--- PROBLEM STATEMENT ---
Copy every line that mentions the word "Approved".

--- DATA LINES ---
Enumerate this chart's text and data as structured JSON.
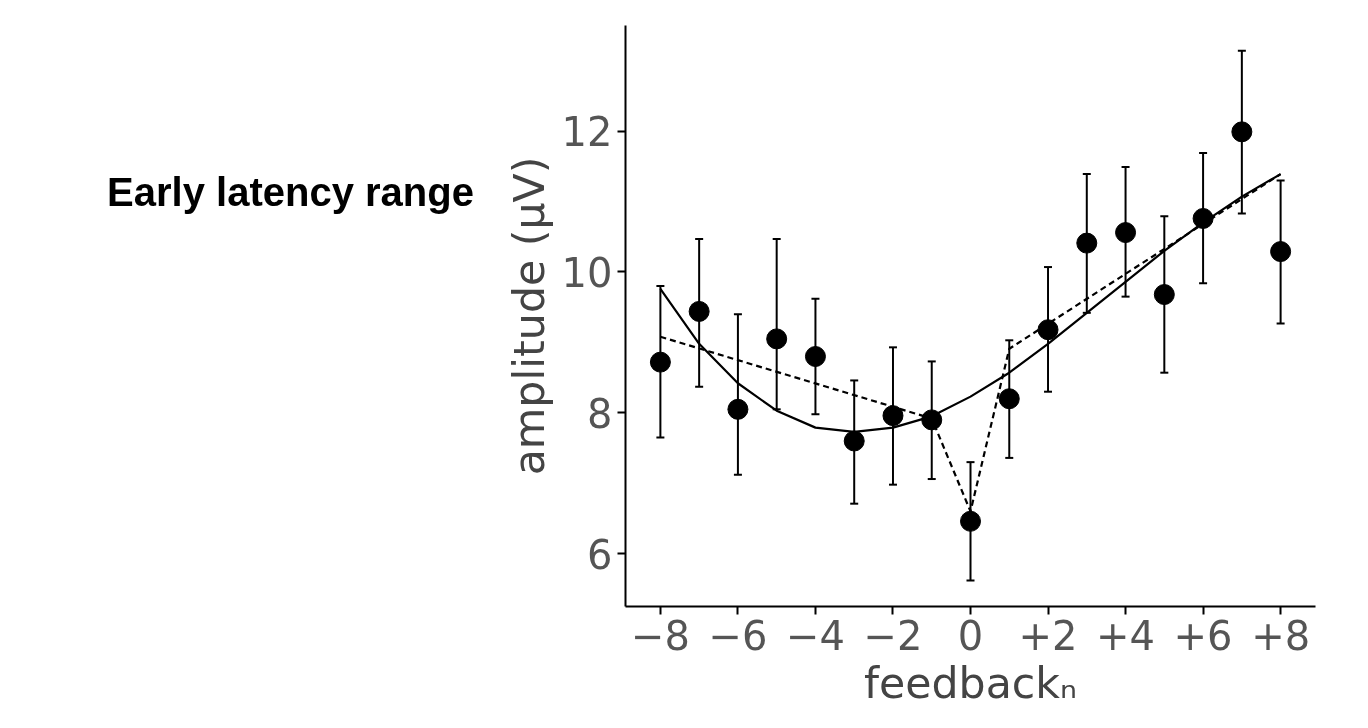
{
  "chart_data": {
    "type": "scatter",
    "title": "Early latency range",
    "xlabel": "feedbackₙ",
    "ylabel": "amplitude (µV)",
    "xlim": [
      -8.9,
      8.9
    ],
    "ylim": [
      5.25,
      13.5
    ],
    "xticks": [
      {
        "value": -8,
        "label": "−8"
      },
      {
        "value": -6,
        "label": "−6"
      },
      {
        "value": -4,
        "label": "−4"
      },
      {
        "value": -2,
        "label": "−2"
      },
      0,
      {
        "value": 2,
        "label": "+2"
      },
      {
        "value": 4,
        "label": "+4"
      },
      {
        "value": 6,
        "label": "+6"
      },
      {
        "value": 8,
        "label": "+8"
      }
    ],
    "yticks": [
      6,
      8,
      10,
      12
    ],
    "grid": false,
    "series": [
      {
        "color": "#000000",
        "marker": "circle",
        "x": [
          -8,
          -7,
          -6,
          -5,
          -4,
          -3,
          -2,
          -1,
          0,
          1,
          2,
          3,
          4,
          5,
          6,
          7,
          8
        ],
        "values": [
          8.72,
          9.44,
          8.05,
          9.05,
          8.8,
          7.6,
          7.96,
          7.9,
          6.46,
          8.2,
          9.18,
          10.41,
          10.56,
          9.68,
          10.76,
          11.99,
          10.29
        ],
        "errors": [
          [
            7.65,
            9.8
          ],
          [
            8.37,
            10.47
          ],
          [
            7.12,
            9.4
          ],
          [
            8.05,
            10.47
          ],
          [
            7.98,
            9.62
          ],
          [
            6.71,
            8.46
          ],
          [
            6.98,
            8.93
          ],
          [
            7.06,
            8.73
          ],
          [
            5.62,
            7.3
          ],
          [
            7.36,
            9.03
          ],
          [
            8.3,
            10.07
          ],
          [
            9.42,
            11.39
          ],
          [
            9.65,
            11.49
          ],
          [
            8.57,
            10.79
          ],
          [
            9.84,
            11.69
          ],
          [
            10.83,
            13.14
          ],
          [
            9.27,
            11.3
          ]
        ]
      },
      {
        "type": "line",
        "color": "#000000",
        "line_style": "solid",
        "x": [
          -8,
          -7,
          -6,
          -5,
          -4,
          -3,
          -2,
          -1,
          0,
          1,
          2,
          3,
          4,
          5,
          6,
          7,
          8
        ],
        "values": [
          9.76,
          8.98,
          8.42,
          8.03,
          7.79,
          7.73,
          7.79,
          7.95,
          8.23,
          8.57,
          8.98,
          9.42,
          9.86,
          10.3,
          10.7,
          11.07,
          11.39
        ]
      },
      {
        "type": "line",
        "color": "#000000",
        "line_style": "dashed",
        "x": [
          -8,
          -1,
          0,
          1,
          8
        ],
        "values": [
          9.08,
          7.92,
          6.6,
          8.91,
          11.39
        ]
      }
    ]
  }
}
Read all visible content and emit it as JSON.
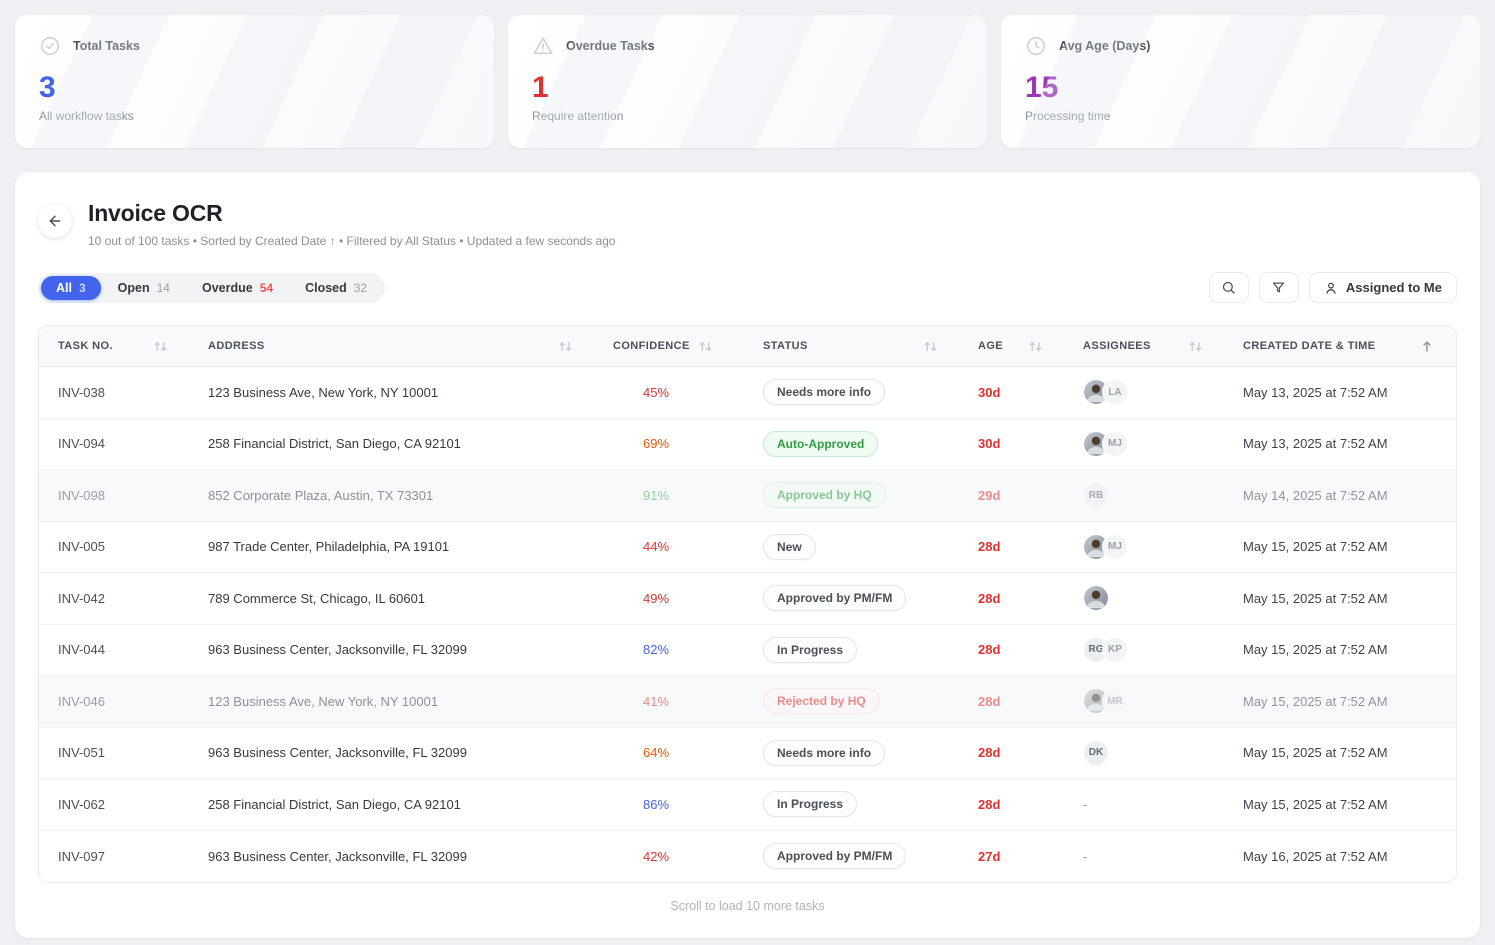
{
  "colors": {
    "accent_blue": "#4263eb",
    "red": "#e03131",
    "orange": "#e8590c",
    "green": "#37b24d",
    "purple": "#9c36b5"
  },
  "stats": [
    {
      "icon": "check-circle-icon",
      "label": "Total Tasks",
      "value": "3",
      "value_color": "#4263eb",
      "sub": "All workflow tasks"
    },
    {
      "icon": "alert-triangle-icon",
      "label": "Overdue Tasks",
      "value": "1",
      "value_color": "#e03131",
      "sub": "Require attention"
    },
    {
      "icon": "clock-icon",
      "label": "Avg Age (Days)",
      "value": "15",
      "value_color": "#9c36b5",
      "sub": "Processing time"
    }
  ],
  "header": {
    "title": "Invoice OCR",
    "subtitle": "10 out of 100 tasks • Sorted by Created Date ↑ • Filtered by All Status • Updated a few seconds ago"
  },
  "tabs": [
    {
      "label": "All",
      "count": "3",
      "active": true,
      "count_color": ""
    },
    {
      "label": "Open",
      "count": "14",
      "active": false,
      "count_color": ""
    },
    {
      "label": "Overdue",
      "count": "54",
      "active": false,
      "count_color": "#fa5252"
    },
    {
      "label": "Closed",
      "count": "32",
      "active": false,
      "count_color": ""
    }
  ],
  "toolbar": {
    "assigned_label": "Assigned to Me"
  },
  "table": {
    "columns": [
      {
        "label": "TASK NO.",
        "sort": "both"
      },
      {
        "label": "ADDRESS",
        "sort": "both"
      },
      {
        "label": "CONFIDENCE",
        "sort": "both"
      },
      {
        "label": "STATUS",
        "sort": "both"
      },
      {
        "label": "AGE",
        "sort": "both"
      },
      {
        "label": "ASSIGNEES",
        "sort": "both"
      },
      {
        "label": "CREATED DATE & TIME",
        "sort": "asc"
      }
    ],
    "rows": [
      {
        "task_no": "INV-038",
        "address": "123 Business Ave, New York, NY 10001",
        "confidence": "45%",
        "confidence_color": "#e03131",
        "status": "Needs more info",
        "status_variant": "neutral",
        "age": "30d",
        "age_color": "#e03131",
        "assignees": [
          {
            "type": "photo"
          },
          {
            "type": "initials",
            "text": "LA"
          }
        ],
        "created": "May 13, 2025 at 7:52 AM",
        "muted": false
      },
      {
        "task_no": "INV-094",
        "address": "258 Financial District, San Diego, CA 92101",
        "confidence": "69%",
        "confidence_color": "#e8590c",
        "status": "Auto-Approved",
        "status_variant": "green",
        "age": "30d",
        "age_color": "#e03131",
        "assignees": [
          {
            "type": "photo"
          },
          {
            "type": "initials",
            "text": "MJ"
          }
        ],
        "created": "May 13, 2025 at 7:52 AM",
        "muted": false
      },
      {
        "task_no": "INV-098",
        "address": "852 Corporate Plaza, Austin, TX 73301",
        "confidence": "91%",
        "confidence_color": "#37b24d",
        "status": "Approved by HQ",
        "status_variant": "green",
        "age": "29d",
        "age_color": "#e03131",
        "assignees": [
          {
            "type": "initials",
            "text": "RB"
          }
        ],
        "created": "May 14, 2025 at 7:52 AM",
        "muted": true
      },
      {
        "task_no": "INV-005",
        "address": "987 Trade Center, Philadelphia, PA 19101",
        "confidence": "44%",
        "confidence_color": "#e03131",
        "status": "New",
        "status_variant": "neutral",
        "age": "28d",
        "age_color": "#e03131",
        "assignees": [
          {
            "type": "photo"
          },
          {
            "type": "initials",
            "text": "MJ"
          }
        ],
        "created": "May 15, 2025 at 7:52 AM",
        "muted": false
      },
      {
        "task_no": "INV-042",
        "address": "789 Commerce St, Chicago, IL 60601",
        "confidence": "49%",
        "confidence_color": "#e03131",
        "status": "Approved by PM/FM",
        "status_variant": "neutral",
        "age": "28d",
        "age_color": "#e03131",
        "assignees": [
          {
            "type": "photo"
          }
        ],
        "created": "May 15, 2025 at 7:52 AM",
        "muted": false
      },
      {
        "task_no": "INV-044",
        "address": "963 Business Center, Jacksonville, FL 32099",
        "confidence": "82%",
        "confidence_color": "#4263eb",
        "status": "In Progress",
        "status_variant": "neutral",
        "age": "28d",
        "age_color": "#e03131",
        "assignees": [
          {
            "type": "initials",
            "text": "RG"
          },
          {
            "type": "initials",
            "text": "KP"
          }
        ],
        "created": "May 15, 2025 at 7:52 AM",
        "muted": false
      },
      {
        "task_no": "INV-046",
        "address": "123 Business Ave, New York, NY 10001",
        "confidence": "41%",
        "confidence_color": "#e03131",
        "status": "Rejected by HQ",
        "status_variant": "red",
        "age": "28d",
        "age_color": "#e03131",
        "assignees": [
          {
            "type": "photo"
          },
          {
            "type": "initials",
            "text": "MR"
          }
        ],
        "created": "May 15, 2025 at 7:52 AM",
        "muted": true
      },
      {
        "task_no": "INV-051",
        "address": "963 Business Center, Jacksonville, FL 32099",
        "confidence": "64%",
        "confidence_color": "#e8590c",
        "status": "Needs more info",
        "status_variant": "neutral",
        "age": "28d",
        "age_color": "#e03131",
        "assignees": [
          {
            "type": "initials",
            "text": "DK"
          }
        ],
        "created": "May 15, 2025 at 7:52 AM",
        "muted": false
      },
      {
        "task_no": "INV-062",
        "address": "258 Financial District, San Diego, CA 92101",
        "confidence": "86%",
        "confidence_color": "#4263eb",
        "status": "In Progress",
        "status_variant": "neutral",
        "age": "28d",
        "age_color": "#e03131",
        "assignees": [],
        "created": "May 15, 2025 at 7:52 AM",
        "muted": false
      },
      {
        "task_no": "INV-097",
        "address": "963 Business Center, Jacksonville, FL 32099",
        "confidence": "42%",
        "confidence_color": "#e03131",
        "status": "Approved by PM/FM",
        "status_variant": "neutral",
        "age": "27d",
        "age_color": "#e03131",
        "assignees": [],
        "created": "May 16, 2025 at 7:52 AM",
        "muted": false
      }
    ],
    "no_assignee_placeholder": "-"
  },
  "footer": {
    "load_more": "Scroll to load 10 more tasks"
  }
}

--- RESULT OF THE EXERCISE ---
        "status": "Auto-Approved",
        "status": "Approved by HQ",
        "status": "Approved by PM/FM",
        "status": "Approved by PM/FM",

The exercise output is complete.